*The exercise*
Report how many lines contain "chevron", with no other words.

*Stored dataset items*
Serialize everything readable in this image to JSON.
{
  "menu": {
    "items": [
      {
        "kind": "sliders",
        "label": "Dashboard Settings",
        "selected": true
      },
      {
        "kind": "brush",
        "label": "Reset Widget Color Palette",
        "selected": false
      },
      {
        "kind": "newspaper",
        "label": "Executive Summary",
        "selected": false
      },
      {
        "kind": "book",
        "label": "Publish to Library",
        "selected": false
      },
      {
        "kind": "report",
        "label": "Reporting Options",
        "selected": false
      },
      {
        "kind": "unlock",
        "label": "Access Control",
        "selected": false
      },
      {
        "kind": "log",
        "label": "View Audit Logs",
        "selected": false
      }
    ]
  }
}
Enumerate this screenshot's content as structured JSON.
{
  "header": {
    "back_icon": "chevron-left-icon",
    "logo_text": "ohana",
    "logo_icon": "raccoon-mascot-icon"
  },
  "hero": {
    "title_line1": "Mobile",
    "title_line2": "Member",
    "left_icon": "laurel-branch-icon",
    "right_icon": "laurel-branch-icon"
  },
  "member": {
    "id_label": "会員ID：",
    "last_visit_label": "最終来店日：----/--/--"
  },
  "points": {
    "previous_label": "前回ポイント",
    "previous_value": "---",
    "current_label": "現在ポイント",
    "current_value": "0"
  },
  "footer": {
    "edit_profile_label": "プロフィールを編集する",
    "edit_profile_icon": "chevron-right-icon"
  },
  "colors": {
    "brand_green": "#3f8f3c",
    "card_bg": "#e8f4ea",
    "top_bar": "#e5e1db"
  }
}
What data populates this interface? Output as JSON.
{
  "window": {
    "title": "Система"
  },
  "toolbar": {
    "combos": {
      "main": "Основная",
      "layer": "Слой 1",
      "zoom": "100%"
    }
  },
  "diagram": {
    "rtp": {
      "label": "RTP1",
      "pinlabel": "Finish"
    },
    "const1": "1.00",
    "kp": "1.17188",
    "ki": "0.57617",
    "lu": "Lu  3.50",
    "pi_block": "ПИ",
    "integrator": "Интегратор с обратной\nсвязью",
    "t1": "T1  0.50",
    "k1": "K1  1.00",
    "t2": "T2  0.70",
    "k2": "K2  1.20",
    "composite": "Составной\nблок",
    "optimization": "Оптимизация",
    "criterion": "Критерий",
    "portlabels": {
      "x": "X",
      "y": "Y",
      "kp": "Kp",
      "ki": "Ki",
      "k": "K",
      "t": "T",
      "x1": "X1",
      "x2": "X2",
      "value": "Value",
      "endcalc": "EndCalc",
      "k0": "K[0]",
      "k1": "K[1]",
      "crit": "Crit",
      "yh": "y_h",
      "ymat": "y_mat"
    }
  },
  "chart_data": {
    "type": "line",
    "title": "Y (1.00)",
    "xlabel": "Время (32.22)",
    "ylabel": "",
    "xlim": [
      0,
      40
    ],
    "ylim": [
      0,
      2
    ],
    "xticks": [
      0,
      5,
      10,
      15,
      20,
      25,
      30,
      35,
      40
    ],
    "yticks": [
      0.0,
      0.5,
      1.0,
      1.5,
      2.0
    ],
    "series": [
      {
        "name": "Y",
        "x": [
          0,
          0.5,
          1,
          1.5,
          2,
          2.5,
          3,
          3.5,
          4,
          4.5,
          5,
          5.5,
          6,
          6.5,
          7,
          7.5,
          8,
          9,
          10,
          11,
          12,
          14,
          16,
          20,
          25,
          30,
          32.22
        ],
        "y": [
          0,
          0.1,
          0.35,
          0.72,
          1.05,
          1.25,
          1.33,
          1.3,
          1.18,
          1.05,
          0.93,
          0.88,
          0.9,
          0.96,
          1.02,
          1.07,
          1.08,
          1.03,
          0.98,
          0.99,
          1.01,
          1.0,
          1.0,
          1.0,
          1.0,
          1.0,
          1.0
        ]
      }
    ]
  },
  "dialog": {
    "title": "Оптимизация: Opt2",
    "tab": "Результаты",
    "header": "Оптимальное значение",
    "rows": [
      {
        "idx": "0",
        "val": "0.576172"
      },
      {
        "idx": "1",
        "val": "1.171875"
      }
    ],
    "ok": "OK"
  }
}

*Result for this exercise*
2